_EXERCISE INPUTS_

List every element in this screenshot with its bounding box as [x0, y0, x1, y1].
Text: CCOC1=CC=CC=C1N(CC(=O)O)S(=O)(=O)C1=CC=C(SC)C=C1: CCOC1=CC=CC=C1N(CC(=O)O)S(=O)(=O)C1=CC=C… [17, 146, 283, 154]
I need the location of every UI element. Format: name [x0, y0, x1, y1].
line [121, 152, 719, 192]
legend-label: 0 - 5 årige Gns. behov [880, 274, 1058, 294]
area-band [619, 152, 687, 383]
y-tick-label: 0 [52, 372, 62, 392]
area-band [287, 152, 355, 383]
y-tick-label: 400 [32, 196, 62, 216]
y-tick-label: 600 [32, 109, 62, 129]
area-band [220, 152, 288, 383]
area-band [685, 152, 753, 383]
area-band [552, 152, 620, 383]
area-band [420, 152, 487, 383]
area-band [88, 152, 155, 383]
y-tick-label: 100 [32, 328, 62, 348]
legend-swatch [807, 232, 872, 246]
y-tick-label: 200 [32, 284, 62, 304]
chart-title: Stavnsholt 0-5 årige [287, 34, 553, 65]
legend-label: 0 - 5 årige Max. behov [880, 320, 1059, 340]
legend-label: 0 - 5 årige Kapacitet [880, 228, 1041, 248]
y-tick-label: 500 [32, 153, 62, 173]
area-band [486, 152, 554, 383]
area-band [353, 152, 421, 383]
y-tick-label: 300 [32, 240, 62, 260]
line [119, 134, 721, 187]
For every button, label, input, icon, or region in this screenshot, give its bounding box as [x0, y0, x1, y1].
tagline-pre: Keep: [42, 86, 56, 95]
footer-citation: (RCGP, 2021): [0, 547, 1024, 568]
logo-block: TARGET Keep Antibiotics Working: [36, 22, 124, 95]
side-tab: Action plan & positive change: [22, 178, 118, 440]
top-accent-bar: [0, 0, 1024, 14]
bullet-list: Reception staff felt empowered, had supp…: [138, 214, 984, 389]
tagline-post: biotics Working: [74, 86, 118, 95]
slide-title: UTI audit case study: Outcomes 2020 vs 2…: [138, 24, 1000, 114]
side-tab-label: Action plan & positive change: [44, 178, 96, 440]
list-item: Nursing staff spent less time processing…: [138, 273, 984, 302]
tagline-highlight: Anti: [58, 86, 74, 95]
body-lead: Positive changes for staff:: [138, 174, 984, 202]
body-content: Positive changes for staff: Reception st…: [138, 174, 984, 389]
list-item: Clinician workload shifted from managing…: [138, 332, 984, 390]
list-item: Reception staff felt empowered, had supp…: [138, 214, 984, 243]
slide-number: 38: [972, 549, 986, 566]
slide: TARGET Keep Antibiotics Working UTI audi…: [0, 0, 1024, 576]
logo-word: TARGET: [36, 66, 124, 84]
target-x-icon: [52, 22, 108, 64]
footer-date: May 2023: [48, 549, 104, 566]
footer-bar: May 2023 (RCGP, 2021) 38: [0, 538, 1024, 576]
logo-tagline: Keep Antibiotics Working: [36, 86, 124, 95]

_THE REQUEST_
Please show every row above that contains the string "legend", treating uppercase and lowercase letters as distinct.

_FINISHED TASK_
legend-label: 0 - 5 årige Gns. behov [880, 274, 1058, 294]
legend-swatch [807, 232, 872, 246]
legend-label: 0 - 5 årige Max. behov [880, 320, 1059, 340]
legend-label: 0 - 5 årige Kapacitet [880, 228, 1041, 248]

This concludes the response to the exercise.